→ **Given records**:
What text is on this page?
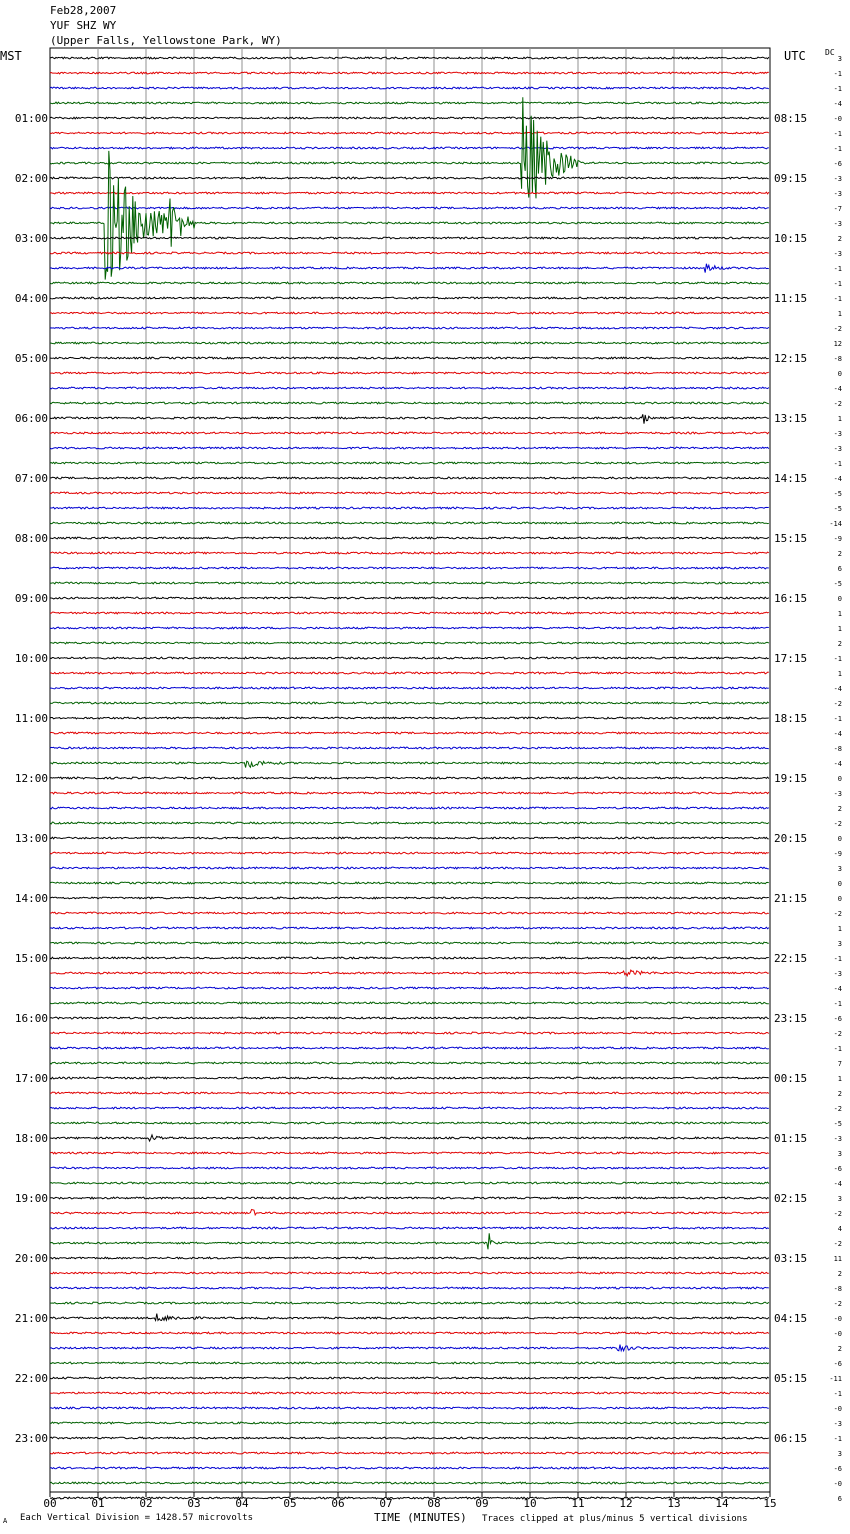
Feb28,2007
YUF SHZ WY
(Upper Falls, Yellowstone Park, WY)
MST	UTC DC
Each Vertical Division = 1428.57 microvolts	TIME (MINUTES) Traces clipped at plus/minus 5 vertical divisions
A
3
-1
-1
-4
-0
-1
-1
-6
-3
-3
-7
-3
2
-3
-1
-1
-1
1
-2
12
-8
0
-4
-2
1
-3
-3
-1
-4
-5
-5
-14
-9
2
6
-5
0
1
1
2
-1
1
-4
-2
-1
-4
-8
-4
0
-3
2
-2
0
-9
3
0
0
-2
1
3
-1
-3
-4
-1
-6
-2
-1
7
1
2
-2
-5
-3
3
-6
-4
3
-2
4
-2
11
2
-8
-2
-0
-0
2
-6
-11
-1
-0
-3
-1
3
-6
-0
6
01:00
02:00
03:00
04:00
05:00
06:00
07:00
08:00
09:00
10:00
11:00
12:00
13:00
14:00
15:00
16:00
17:00
18:00
19:00
20:00
21:00
22:00
23:00
08:15
09:15
10:15
11:15
12:15
13:15
14:15
15:15
16:15
17:15
18:15
19:15
20:15
21:15
22:15
23:15
00:15
01:15
02:15
03:15
04:15
05:15
06:15
00	01	02	03	04	05	06	07	08	09	10	11	12	13	14	15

→ **Work to do**: Copy out the listing exactly as it stands, but not the pictures.

→ **Solution to this problem**:
What text is on this page?
Feb28,2007
YUF SHZ WY
(Upper Falls, Yellowstone Park, WY)
MST	UTC DC
Each Vertical Division = 1428.57 microvolts	TIME (MINUTES) Traces clipped at plus/minus 5 vertical divisions
A
3
-1
-1
-4
-0
-1
-1
-6
-3
-3
-7
-3
2
-3
-1
-1
-1
1
-2
12
-8
0
-4
-2
1
-3
-3
-1
-4
-5
-5
-14
-9
2
6
-5
0
1
1
2
-1
1
-4
-2
-1
-4
-8
-4
0
-3
2
-2
0
-9
3
0
0
-2
1
3
-1
-3
-4
-1
-6
-2
-1
7
1
2
-2
-5
-3
3
-6
-4
3
-2
4
-2
11
2
-8
-2
-0
-0
2
-6
-11
-1
-0
-3
-1
3
-6
-0
6
01:00
02:00
03:00
04:00
05:00
06:00
07:00
08:00
09:00
10:00
11:00
12:00
13:00
14:00
15:00
16:00
17:00
18:00
19:00
20:00
21:00
22:00
23:00
08:15
09:15
10:15
11:15
12:15
13:15
14:15
15:15
16:15
17:15
18:15
19:15
20:15
21:15
22:15
23:15
00:15
01:15
02:15
03:15
04:15
05:15
06:15
00	01	02	03	04	05	06	07	08	09	10	11	12	13	14	15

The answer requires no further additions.